## [Challenge]
Looking at the data below, count the lines that contain the string "title". Write only the total.

[Extracted records]
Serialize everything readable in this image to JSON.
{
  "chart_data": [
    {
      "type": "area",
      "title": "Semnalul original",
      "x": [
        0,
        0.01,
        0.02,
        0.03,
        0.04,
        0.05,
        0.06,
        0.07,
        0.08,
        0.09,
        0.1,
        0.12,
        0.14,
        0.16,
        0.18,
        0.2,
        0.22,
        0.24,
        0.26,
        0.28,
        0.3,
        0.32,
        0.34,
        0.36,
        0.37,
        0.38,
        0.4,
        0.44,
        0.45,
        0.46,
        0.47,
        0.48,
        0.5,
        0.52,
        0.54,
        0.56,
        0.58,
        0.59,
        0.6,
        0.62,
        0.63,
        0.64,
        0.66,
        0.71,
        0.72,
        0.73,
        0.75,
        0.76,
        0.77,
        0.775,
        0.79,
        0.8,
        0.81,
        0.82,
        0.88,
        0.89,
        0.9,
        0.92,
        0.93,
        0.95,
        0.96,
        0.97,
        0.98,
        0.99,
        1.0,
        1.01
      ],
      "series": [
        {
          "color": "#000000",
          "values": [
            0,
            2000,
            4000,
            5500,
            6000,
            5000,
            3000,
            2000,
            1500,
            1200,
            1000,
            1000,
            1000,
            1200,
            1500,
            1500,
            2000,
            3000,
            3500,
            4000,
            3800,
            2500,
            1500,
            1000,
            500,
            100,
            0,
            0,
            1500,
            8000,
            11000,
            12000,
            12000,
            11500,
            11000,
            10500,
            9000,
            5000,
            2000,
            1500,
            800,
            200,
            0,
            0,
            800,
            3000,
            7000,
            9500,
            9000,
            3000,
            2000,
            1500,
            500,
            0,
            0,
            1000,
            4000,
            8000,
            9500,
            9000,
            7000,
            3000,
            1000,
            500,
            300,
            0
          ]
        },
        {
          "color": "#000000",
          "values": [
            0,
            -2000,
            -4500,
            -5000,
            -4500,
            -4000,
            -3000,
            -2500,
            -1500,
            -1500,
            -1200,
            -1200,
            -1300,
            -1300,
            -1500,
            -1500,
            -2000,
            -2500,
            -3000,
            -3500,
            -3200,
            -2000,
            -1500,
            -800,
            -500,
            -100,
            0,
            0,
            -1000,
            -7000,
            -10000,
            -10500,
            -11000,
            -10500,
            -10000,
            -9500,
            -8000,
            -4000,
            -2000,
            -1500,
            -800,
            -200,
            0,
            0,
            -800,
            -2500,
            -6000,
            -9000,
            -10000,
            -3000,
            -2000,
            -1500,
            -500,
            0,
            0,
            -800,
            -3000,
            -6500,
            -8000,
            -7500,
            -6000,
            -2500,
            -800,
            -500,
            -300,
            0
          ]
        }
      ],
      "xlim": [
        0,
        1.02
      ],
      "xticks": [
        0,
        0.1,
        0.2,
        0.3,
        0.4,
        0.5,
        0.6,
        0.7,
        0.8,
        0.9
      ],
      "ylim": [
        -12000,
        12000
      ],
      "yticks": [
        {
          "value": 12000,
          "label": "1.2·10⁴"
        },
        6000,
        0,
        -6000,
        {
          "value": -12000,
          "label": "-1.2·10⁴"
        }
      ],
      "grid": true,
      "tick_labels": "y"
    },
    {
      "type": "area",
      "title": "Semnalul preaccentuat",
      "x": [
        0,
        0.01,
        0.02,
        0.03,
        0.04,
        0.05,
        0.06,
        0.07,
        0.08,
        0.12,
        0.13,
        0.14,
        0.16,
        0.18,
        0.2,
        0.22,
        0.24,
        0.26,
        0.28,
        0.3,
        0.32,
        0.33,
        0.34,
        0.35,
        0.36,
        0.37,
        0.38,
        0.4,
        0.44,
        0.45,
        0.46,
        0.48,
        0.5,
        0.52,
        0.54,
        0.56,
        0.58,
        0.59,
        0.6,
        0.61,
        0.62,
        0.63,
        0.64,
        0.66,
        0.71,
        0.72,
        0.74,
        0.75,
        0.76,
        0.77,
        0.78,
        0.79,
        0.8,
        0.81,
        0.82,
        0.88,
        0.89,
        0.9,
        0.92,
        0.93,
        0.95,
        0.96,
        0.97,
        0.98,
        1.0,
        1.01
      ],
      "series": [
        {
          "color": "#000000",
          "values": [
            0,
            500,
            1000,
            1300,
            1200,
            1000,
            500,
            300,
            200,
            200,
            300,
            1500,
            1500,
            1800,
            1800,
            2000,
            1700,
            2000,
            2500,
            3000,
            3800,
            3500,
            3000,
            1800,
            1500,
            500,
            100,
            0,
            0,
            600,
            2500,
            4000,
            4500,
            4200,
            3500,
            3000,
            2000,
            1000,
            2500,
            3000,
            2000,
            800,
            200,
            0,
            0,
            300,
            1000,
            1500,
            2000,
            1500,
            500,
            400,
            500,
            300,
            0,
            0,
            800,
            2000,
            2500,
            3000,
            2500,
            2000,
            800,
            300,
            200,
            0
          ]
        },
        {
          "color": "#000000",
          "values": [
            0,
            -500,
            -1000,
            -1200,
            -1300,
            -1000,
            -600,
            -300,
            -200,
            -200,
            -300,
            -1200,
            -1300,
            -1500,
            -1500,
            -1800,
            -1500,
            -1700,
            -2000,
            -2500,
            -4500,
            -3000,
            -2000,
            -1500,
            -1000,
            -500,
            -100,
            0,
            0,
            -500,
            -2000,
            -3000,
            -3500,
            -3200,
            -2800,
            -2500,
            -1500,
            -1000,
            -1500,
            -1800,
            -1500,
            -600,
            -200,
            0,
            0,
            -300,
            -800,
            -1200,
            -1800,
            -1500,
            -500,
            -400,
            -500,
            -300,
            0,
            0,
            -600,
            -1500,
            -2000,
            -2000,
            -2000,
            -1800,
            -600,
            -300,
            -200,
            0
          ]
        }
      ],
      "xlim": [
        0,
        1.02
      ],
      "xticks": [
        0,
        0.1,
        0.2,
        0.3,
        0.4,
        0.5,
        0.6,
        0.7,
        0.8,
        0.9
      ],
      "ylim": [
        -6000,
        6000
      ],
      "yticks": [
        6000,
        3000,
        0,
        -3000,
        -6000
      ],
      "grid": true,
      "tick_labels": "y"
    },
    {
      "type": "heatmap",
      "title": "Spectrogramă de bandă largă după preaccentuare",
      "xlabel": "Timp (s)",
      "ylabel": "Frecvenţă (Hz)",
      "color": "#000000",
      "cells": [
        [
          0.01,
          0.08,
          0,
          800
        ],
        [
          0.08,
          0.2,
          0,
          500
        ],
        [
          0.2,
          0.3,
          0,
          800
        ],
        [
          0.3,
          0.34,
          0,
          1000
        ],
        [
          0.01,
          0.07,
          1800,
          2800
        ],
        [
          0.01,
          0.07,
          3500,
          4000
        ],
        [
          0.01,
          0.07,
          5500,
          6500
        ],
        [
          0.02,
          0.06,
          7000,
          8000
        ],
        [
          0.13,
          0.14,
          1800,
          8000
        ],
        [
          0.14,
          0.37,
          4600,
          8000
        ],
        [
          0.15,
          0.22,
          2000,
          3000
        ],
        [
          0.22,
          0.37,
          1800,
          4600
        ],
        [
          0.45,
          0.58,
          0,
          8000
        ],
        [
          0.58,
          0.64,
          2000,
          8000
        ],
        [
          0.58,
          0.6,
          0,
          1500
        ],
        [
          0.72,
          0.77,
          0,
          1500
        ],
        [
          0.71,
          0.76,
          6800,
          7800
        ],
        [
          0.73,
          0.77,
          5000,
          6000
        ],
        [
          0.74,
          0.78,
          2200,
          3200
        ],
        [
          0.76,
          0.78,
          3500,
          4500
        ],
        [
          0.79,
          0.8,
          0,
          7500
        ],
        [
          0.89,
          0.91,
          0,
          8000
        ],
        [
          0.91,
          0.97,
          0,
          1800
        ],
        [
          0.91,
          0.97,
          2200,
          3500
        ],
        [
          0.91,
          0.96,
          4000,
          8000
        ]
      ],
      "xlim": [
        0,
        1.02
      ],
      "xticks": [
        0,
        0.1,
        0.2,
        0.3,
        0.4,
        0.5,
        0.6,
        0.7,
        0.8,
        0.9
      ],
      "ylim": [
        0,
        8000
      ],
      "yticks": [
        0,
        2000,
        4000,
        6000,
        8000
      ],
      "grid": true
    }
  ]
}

## [Full solution]
3